Saved entries:
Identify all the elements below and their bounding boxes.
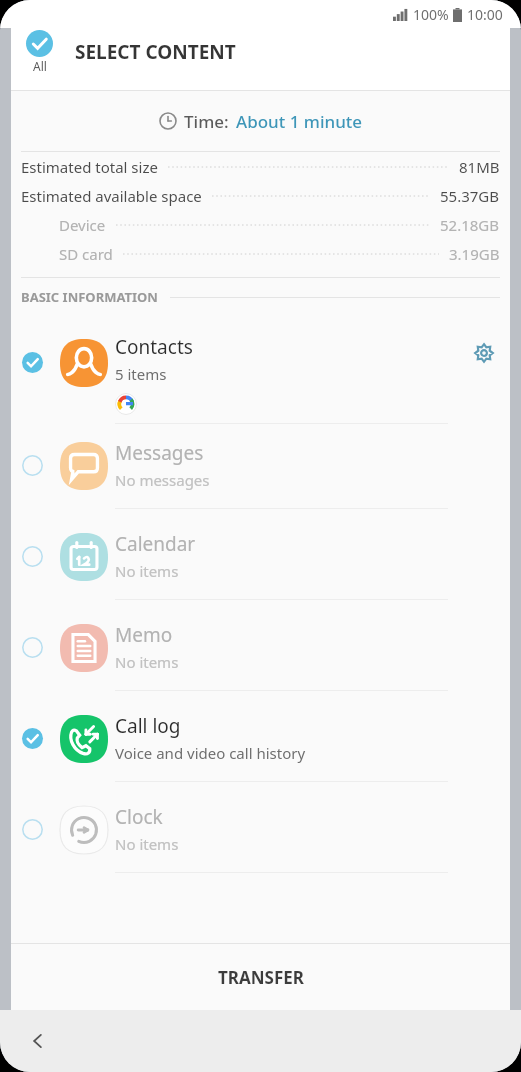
- button[interactable]: Contacts: [11, 316, 510, 424]
- staticText: Estimated available space: [21, 186, 202, 206]
- button[interactable]: Memo: [11, 606, 510, 697]
- staticText: About 1 minute: [236, 110, 363, 133]
- staticText: 55.37GB: [440, 186, 500, 206]
- staticText: BASIC INFORMATION: [21, 288, 158, 306]
- button[interactable]: Clock: [11, 788, 510, 879]
- staticText: Voice and video call history: [115, 743, 306, 763]
- button[interactable]: Contacts settings: [469, 338, 499, 368]
- staticText: 81MB: [459, 157, 500, 177]
- staticText: No items: [115, 561, 179, 581]
- button[interactable]: Call log: [11, 697, 510, 788]
- button[interactable]: Messages: [11, 424, 510, 515]
- staticText: No messages: [115, 470, 210, 490]
- staticText: Device: [59, 215, 106, 235]
- staticText: Time:: [184, 110, 229, 133]
- staticText: 10:00: [467, 5, 503, 24]
- staticText: SD card: [59, 244, 113, 264]
- staticText: All: [33, 58, 47, 74]
- staticText: TRANSFER: [218, 966, 304, 989]
- staticText: Contacts: [115, 334, 193, 360]
- staticText: 5 items: [115, 364, 167, 384]
- staticText: Clock: [115, 804, 163, 830]
- staticText: Calendar: [115, 531, 196, 557]
- button[interactable]: Calendar: [11, 515, 510, 606]
- staticText: 100%: [413, 5, 449, 24]
- staticText: Call log: [115, 713, 181, 739]
- staticText: 3.19GB: [449, 244, 500, 264]
- button[interactable]: Back: [22, 1025, 54, 1057]
- staticText: No items: [115, 652, 179, 672]
- staticText: 52.18GB: [440, 215, 500, 235]
- staticText: No items: [115, 834, 179, 854]
- staticText: Estimated total size: [21, 157, 158, 177]
- staticText: Messages: [115, 440, 204, 466]
- staticText: Memo: [115, 622, 173, 648]
- button[interactable]: All: [22, 28, 57, 76]
- staticText: SELECT CONTENT: [75, 39, 236, 65]
- button[interactable]: TRANSFER: [11, 944, 510, 1010]
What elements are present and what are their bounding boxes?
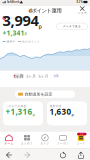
staticText: 6ヶ月 [38, 73, 48, 79]
staticText: これまでの損益 [6, 105, 27, 108]
staticText: 1年 [53, 73, 59, 79]
button[interactable]: クーポン [72, 133, 90, 147]
button[interactable]: 6ヶ月 [38, 74, 49, 79]
button[interactable]: 自動追加を設定 [15, 90, 75, 98]
button[interactable]: 運用可能 [47, 101, 87, 125]
staticText: シェア [78, 11, 87, 15]
button[interactable]: 再読み込み [54, 149, 72, 160]
button[interactable]: 戻る [0, 149, 18, 160]
staticText: SoftBank [7, 0, 19, 4]
staticText: クーポン [80, 133, 84, 135]
button[interactable]: ホーム [0, 133, 18, 147]
staticText: d [3, 16, 5, 20]
staticText: おトク [40, 142, 50, 145]
button[interactable]: 1年 [50, 74, 62, 79]
staticText: コード [76, 142, 86, 145]
staticText: +1,341 [2, 29, 24, 38]
button[interactable]: クーポン [54, 133, 72, 147]
staticText: 1ヶ月 [14, 73, 24, 79]
staticText: 運用可能 [50, 105, 62, 108]
staticText: 元のポイント [22, 40, 40, 43]
staticText: ホーム [4, 142, 14, 145]
button[interactable]: おトク [36, 133, 54, 147]
staticText: まとめて [21, 142, 33, 145]
staticText: 1,630 [50, 106, 72, 117]
button[interactable]: データで見る [56, 23, 88, 30]
button[interactable]: まとめて [18, 133, 36, 147]
staticText: p [38, 23, 42, 30]
staticText: ポイント運用中 [7, 16, 28, 20]
staticText: データで見る [63, 25, 81, 28]
button[interactable]: 1ヶ月 [13, 74, 24, 79]
staticText: p [33, 112, 35, 117]
button[interactable]: シェア [76, 6, 89, 15]
button[interactable]: 進む [18, 149, 36, 160]
staticText: 運用中 [6, 40, 16, 43]
staticText: p [72, 112, 74, 117]
button[interactable]: 共有 [72, 149, 90, 160]
staticText: p [24, 30, 26, 36]
staticText: 3,994 [2, 10, 38, 30]
staticText: 自動追加を設定 [24, 92, 52, 97]
staticText: 82% [76, 0, 82, 4]
staticText: クーポン [57, 142, 69, 145]
staticText: +1,316 [6, 106, 33, 117]
staticText: 3ヶ月 [26, 73, 36, 79]
button[interactable]: これまでの損益 [3, 101, 43, 125]
staticText: dポイント運用 [28, 7, 62, 14]
button[interactable]: 3ヶ月 [26, 74, 36, 79]
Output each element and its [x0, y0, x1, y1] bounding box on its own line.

**YOUR GOAL:** Convert every line of the entries above into a JSON list of strings, with one string per line and no blank lines. Leave the pictures out.

**RESPONSE TO THIS EXERCISE:**
[
  "Identify all the elements below and their bounding boxes.",
  "- button[interactable]: Contacts: [11, 316, 510, 424]",
  "- staticText: Estimated available space: [21, 186, 202, 206]",
  "- button[interactable]: Memo: [11, 606, 510, 697]",
  "- staticText: About 1 minute: [236, 110, 363, 133]",
  "- staticText: 55.37GB: [440, 186, 500, 206]",
  "- staticText: BASIC INFORMATION: [21, 288, 158, 306]",
  "- button[interactable]: Clock: [11, 788, 510, 879]",
  "- staticText: Voice and video call history: [115, 743, 306, 763]",
  "- button[interactable]: Contacts settings: [469, 338, 499, 368]",
  "- staticText: 81MB: [459, 157, 500, 177]",
  "- staticText: No items: [115, 561, 179, 581]",
  "- button[interactable]: Call log: [11, 697, 510, 788]",
  "- button[interactable]: Messages: [11, 424, 510, 515]",
  "- staticText: No messages: [115, 470, 210, 490]",
  "- staticText: Device: [59, 215, 106, 235]",
  "- staticText: Time:: [184, 110, 229, 133]",
  "- staticText: 10:00: [467, 5, 503, 24]",
  "- staticText: SD card: [59, 244, 113, 264]",
  "- staticText: All: [33, 58, 47, 74]",
  "- staticText: TRANSFER: [218, 966, 304, 989]",
  "- staticText: Contacts: [115, 334, 193, 360]",
  "- staticText: 5 items: [115, 364, 167, 384]",
  "- staticText: Clock: [115, 804, 163, 830]",
  "- staticText: Calendar: [115, 531, 196, 557]",
  "- button[interactable]: Calendar: [11, 515, 510, 606]",
  "- staticText: 100%: [413, 5, 449, 24]",
  "- staticText: Call log: [115, 713, 181, 739]",
  "- staticText: 3.19GB: [449, 244, 500, 264]",
  "- button[interactable]: Back: [22, 1025, 54, 1057]",
  "- staticText: No items: [115, 652, 179, 672]",
  "- staticText: 52.18GB: [440, 215, 500, 235]",
  "- staticText: No items: [115, 834, 179, 854]",
  "- staticText: Estimated total size: [21, 157, 158, 177]",
  "- staticText: Messages: [115, 440, 204, 466]",
  "- staticText: Memo: [115, 622, 173, 648]",
  "- button[interactable]: All: [22, 28, 57, 76]",
  "- staticText: SELECT CONTENT: [75, 39, 236, 65]",
  "- button[interactable]: TRANSFER: [11, 944, 510, 1010]",
  "What elements are present and what are their bounding boxes?",
  "staticText: 6ヶ月 [38, 73, 48, 79]",
  "staticText: これまでの損益 [6, 105, 27, 108]",
  "staticText: 1年 [53, 73, 59, 79]",
  "button[interactable]: クーポン [72, 133, 90, 147]",
  "button[interactable]: 6ヶ月 [38, 74, 49, 79]",
  "button[interactable]: 自動追加を設定 [15, 90, 75, 98]",
  "button[interactable]: 運用可能 [47, 101, 87, 125]",
  "staticText: シェア [78, 11, 87, 15]",
  "button[interactable]: 再読み込み [54, 149, 72, 160]",
  "button[interactable]: 戻る [0, 149, 18, 160]",
  "staticText: SoftBank [7, 0, 19, 4]",
  "staticText: クーポン [80, 133, 84, 135]",
  "button[interactable]: ホーム [0, 133, 18, 147]",
  "staticText: d [3, 16, 5, 20]",
  "staticText: おトク [40, 142, 50, 145]",
  "button[interactable]: 1年 [50, 74, 62, 79]",
  "staticText: コード [76, 142, 86, 145]",
  "staticText: +1,341 [2, 29, 24, 38]",
  "button[interactable]: クーポン [54, 133, 72, 147]",
  "staticText: 1ヶ月 [14, 73, 24, 79]",
  "staticText: 運用可能 [50, 105, 62, 108]",
  "staticText: 元のポイント [22, 40, 40, 43]",
  "staticText: ホーム [4, 142, 14, 145]",
  "button[interactable]: おトク [36, 133, 54, 147]",
  "staticText: まとめて [21, 142, 33, 145]",
  "staticText: 1,630 [50, 106, 72, 117]",
  "button[interactable]: データで見る [56, 23, 88, 30]",
  "button[interactable]: まとめて [18, 133, 36, 147]",
  "staticText: p [38, 23, 42, 30]",
  "staticText: ポイント運用中 [7, 16, 28, 20]",
  "staticText: データで見る [63, 25, 81, 28]",
  "button[interactable]: 1ヶ月 [13, 74, 24, 79]",
  "staticText: p [33, 112, 35, 117]",
  "button[interactable]: シェア [76, 6, 89, 15]",
  "button[interactable]: 進む [18, 149, 36, 160]",
  "staticText: 運用中 [6, 40, 16, 43]",
  "staticText: p [72, 112, 74, 117]",
  "button[interactable]: 共有 [72, 149, 90, 160]",
  "staticText: p [24, 30, 26, 36]",
  "staticText: 3,994 [2, 10, 38, 30]",
  "staticText: 自動追加を設定 [24, 92, 52, 97]",
  "staticText: 82% [76, 0, 82, 4]",
  "staticText: クーポン [57, 142, 69, 145]",
  "staticText: +1,316 [6, 106, 33, 117]",
  "staticText: 3ヶ月 [26, 73, 36, 79]",
  "button[interactable]: これまでの損益 [3, 101, 43, 125]",
  "staticText: dポイント運用 [28, 7, 62, 14]",
  "button[interactable]: 3ヶ月 [26, 74, 36, 79]",
  "Output each element and its [x0, y0, x1, y1] bounding box on its own line."
]